# SET TASK
Wherever the word "документа" shows up in a line, please copy that line.
※
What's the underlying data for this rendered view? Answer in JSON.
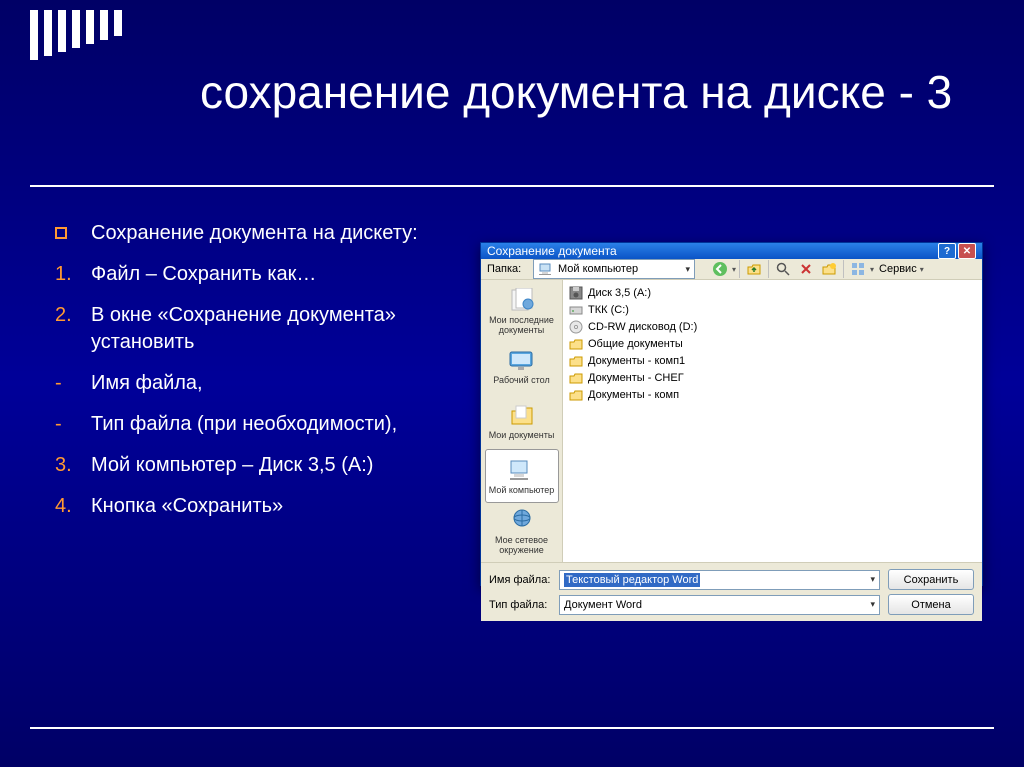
{
  "slide": {
    "title": "сохранение документа на диске - 3",
    "intro": "Сохранение документа на дискету:",
    "steps": [
      "Файл – Сохранить как…",
      "В окне «Сохранение документа» установить",
      "Мой компьютер – Диск 3,5 (A:)",
      "Кнопка «Сохранить»"
    ],
    "dashes": [
      "Имя файла,",
      "Тип файла (при необходимости),"
    ]
  },
  "dialog": {
    "title": "Сохранение документа",
    "folder_label": "Папка:",
    "folder_value": "Мой компьютер",
    "tools_label": "Сервис",
    "places": [
      {
        "label": "Мои последние документы"
      },
      {
        "label": "Рабочий стол"
      },
      {
        "label": "Мои документы"
      },
      {
        "label": "Мой компьютер"
      },
      {
        "label": "Мое сетевое окружение"
      }
    ],
    "files": [
      {
        "name": "Диск 3,5 (A:)",
        "icon": "floppy"
      },
      {
        "name": "ТКК (C:)",
        "icon": "hdd"
      },
      {
        "name": "CD-RW дисковод (D:)",
        "icon": "cd"
      },
      {
        "name": "Общие документы",
        "icon": "folder"
      },
      {
        "name": "Документы - комп1",
        "icon": "folder"
      },
      {
        "name": "Документы - СНЕГ",
        "icon": "folder"
      },
      {
        "name": "Документы - комп",
        "icon": "folder"
      }
    ],
    "filename_label": "Имя файла:",
    "filename_value": "Текстовый редактор Word",
    "filetype_label": "Тип файла:",
    "filetype_value": "Документ Word",
    "save_btn": "Сохранить",
    "cancel_btn": "Отмена"
  }
}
※
# EXERCISE OUTPUT
    "title": "сохранение документа на диске - 3",
    "intro": "Сохранение документа на дискету:",
      "В окне «Сохранение документа» установить",
    "title": "Сохранение документа",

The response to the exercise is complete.